## START DATA IN THIS EXERCISE

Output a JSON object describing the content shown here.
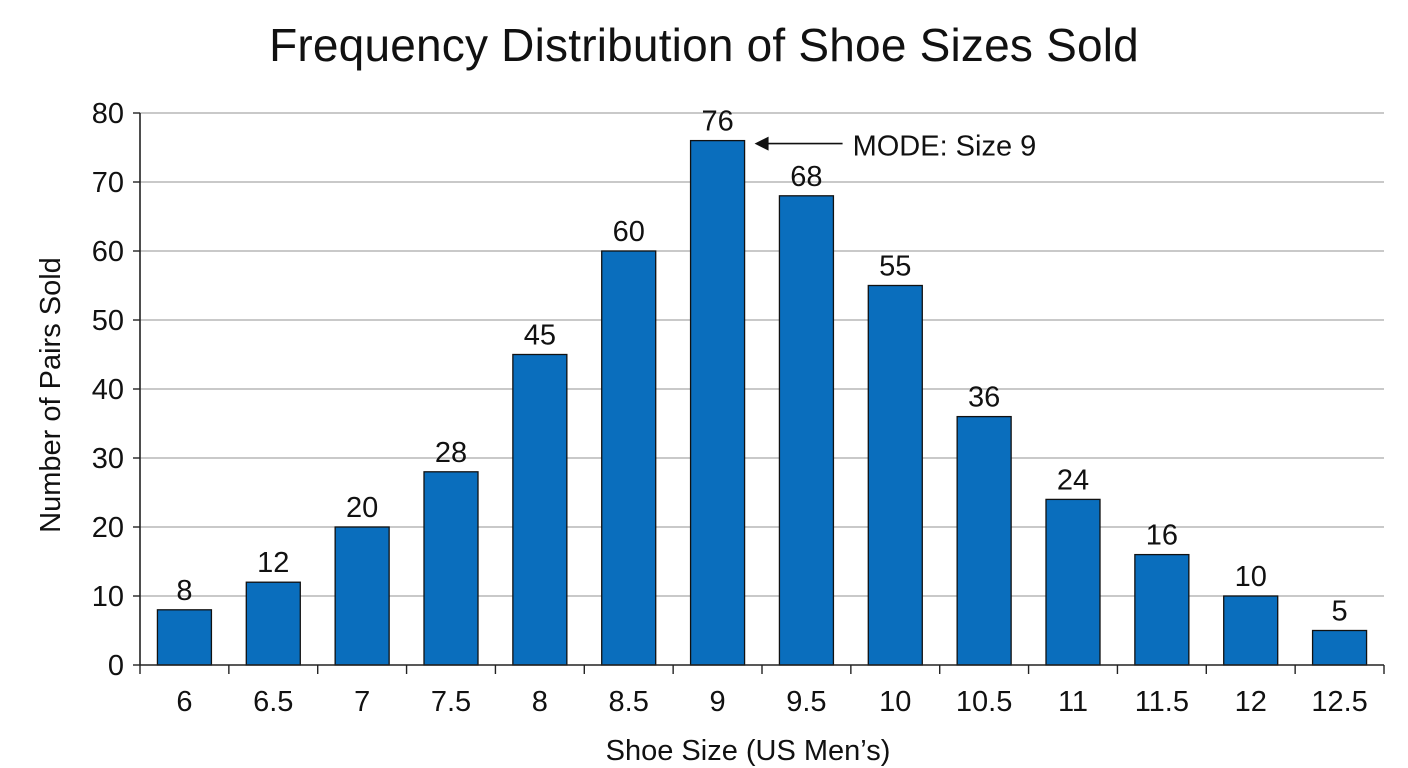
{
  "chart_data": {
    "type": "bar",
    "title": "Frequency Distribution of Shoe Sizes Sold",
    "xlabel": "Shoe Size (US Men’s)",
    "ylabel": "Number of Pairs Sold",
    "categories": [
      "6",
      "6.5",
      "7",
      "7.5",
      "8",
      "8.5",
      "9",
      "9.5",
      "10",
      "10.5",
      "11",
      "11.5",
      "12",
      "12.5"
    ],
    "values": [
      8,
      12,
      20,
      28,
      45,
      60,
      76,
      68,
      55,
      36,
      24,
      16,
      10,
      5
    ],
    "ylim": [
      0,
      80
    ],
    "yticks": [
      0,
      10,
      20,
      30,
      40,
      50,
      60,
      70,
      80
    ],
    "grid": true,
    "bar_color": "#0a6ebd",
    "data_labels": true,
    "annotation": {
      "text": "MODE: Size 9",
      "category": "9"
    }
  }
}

## END DATA IN THIS EXERCISE

YOUR OBJECTIVE:
Your copy should match the records word for word, with the pictures removed.

OUTPUT FOR THIS TASK:
Output a JSON object describing the content shown here.
{
  "chart_data": {
    "type": "bar",
    "title": "Frequency Distribution of Shoe Sizes Sold",
    "xlabel": "Shoe Size (US Men’s)",
    "ylabel": "Number of Pairs Sold",
    "categories": [
      "6",
      "6.5",
      "7",
      "7.5",
      "8",
      "8.5",
      "9",
      "9.5",
      "10",
      "10.5",
      "11",
      "11.5",
      "12",
      "12.5"
    ],
    "values": [
      8,
      12,
      20,
      28,
      45,
      60,
      76,
      68,
      55,
      36,
      24,
      16,
      10,
      5
    ],
    "ylim": [
      0,
      80
    ],
    "yticks": [
      0,
      10,
      20,
      30,
      40,
      50,
      60,
      70,
      80
    ],
    "grid": true,
    "bar_color": "#0a6ebd",
    "data_labels": true,
    "annotation": {
      "text": "MODE: Size 9",
      "category": "9"
    }
  }
}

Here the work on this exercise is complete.